Aufgabenbeschreibung –
Gib die Zeilen unverändert aus, beginnend mit der Zeile, die „Annotate this image: name“ enthält, und endend mit der Zeile, die „x-tick-label: 2020 bbox=[644, 454, 680, 469]“ enthält.

Vorliegende Zeilen –
= = = = = = =

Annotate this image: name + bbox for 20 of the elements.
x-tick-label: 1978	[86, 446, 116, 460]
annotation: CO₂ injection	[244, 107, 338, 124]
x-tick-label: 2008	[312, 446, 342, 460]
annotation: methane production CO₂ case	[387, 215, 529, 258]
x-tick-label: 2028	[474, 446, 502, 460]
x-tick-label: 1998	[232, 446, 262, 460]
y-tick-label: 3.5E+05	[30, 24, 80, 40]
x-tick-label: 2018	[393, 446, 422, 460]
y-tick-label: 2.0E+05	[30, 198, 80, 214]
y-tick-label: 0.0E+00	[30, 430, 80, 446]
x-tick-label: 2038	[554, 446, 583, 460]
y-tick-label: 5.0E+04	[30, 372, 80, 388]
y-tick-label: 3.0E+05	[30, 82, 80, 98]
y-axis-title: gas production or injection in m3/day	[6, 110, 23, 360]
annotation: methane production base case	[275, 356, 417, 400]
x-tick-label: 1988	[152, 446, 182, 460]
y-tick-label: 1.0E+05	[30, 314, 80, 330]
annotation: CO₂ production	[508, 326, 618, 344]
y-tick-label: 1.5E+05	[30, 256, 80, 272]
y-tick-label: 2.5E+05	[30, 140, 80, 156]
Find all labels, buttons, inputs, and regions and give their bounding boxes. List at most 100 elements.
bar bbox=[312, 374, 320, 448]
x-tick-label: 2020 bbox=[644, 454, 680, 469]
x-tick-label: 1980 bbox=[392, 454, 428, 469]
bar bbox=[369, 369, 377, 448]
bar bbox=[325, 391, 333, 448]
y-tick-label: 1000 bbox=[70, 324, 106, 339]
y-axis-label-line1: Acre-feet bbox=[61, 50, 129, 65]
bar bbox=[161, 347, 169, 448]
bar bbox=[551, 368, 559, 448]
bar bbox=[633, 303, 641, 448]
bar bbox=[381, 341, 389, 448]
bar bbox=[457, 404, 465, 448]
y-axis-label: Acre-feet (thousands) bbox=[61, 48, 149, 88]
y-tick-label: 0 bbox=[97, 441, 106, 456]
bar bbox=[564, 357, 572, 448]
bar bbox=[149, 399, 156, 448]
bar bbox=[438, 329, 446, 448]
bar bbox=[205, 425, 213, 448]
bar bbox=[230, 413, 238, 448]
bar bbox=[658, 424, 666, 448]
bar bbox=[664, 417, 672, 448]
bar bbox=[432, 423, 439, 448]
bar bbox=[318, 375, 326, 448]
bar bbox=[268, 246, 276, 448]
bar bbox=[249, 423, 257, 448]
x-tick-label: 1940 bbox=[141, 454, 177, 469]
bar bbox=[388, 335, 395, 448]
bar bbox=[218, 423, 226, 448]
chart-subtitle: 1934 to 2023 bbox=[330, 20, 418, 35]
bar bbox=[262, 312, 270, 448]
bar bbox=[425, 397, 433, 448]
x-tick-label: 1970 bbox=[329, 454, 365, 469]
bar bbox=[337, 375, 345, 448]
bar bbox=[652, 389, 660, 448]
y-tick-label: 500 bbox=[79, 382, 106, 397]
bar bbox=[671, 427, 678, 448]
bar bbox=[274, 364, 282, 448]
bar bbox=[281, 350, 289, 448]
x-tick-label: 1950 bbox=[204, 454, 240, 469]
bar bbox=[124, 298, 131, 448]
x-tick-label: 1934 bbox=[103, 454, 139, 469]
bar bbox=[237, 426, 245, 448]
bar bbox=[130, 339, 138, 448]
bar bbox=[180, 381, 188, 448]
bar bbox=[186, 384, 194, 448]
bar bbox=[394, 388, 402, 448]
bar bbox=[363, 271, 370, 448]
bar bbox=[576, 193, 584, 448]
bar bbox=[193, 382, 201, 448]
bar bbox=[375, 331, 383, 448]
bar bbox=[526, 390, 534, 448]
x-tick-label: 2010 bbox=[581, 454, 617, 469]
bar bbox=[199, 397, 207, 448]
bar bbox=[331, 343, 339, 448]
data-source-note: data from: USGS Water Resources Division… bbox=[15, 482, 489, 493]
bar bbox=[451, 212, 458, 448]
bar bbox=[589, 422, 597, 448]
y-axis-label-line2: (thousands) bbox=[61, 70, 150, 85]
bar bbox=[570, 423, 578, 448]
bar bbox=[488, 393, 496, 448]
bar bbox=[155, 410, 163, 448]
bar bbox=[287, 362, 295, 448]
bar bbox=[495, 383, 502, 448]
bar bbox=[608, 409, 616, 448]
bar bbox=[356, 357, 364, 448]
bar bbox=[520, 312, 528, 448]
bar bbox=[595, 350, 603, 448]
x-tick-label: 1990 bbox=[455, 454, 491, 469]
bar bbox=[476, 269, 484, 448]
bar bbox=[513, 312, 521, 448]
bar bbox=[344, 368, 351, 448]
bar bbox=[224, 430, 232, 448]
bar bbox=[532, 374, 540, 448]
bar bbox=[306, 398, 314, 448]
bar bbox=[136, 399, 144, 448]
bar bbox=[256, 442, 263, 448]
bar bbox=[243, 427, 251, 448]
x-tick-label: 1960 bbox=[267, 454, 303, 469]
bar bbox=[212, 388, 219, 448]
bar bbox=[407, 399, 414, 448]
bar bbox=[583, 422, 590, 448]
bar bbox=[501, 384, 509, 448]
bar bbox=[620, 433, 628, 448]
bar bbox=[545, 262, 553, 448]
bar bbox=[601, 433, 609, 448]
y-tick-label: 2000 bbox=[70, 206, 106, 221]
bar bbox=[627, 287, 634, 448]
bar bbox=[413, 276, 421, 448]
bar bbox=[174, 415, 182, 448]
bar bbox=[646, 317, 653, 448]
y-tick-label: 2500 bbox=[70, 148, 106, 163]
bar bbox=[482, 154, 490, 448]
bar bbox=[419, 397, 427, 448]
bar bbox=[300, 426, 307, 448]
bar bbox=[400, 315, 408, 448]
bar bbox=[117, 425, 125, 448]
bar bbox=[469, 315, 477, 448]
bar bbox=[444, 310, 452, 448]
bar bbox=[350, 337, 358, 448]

= = = = = = =

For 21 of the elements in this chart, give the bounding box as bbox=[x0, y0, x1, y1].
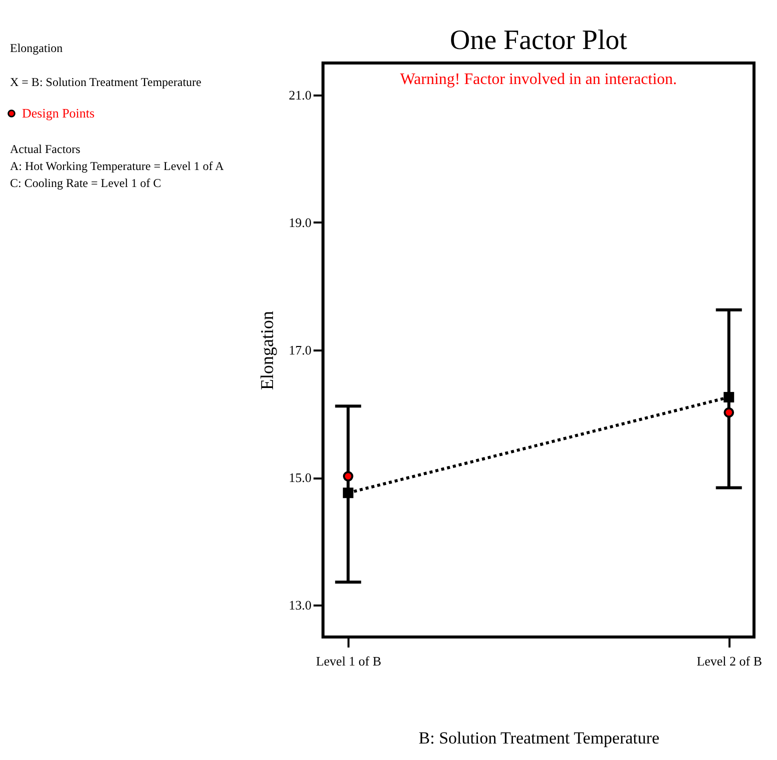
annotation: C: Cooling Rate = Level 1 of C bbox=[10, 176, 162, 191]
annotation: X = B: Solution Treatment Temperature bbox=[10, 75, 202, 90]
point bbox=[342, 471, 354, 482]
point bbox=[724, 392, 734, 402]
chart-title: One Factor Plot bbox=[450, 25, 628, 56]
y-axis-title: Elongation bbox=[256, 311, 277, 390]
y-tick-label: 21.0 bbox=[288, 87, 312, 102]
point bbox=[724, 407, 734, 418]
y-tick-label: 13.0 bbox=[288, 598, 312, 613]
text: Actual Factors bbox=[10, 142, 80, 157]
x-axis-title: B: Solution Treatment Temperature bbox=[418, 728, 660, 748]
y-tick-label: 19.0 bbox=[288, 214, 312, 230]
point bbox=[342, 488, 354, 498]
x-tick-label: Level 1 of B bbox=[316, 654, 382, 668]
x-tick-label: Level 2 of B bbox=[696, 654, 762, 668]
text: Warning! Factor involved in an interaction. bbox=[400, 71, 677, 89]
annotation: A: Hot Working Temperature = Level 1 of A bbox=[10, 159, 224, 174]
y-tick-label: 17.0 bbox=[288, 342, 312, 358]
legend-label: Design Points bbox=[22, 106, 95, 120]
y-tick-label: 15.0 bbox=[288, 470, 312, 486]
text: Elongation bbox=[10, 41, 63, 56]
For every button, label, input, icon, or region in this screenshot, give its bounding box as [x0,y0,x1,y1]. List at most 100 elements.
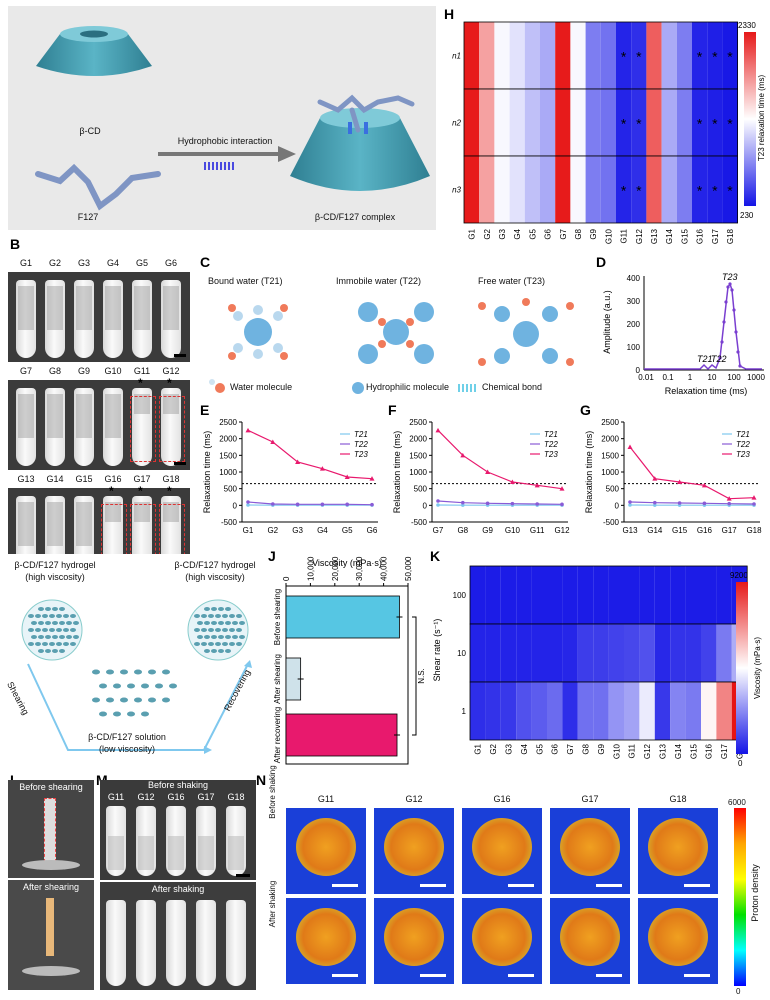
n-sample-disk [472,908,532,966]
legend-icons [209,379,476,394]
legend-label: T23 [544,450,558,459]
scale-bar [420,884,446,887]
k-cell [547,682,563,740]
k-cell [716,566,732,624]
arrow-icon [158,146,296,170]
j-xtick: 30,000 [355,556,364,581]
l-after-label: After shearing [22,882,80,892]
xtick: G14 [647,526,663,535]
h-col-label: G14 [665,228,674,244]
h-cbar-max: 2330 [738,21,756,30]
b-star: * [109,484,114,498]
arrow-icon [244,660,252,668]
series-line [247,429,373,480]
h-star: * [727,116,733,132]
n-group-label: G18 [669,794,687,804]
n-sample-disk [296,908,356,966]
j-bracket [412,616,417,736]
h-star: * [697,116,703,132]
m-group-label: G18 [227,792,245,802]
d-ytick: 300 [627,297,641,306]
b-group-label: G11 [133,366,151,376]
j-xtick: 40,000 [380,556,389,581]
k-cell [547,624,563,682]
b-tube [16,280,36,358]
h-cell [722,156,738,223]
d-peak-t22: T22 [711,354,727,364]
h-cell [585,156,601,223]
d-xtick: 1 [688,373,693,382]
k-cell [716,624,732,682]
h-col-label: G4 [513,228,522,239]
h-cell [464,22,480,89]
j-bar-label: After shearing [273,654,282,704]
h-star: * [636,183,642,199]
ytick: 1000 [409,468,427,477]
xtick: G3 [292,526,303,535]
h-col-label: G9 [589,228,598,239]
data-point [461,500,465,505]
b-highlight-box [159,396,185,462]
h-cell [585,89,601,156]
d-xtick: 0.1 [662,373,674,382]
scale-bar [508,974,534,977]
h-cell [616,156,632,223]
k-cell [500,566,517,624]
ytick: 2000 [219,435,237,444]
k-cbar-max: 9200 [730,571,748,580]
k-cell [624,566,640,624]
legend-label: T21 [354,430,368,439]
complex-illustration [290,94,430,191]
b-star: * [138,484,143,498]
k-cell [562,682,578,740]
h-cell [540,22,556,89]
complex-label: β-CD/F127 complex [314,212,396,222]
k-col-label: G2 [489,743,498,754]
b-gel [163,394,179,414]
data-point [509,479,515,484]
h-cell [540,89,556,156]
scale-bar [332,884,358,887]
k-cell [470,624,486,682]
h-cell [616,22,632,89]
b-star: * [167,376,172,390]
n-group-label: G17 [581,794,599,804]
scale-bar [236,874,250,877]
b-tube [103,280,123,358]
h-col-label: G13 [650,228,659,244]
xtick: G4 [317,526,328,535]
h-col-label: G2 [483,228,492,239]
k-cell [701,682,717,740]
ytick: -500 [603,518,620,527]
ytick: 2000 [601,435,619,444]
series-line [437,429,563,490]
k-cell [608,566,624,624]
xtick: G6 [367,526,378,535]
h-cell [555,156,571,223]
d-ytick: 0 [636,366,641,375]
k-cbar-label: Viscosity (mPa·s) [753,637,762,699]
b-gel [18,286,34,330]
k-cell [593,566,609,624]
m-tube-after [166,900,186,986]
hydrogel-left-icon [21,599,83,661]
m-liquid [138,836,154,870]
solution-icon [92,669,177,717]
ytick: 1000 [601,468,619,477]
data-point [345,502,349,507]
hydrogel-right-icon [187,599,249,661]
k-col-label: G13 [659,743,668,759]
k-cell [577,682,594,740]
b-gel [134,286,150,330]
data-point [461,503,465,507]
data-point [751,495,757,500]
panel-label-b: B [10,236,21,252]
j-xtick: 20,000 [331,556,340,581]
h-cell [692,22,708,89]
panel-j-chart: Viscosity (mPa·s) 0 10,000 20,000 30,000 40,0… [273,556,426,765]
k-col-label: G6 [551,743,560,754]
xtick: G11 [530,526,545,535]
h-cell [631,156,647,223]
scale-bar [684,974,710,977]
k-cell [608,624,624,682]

= = = = = = =

Lösung –
Annotate this image: name + bbox for 20 of the elements.
x-tick-label: 1978	[86, 446, 116, 460]
annotation: CO₂ injection	[244, 107, 338, 124]
x-tick-label: 2008	[312, 446, 342, 460]
annotation: methane production CO₂ case	[387, 215, 529, 258]
x-tick-label: 2028	[474, 446, 502, 460]
x-tick-label: 1998	[232, 446, 262, 460]
y-tick-label: 3.5E+05	[30, 24, 80, 40]
x-tick-label: 2018	[393, 446, 422, 460]
y-tick-label: 2.0E+05	[30, 198, 80, 214]
y-tick-label: 0.0E+00	[30, 430, 80, 446]
x-tick-label: 2038	[554, 446, 583, 460]
y-tick-label: 5.0E+04	[30, 372, 80, 388]
y-tick-label: 3.0E+05	[30, 82, 80, 98]
y-axis-title: gas production or injection in m3/day	[6, 110, 23, 360]
annotation: methane production base case	[275, 356, 417, 400]
x-tick-label: 1988	[152, 446, 182, 460]
y-tick-label: 1.0E+05	[30, 314, 80, 330]
annotation: CO₂ production	[508, 326, 618, 344]
y-tick-label: 1.5E+05	[30, 256, 80, 272]
y-tick-label: 2.5E+05	[30, 140, 80, 156]
Find all labels, buttons, inputs, and regions and give their bounding boxes. List at most 100 elements.
bar bbox=[312, 374, 320, 448]
x-tick-label: 2020 bbox=[644, 454, 680, 469]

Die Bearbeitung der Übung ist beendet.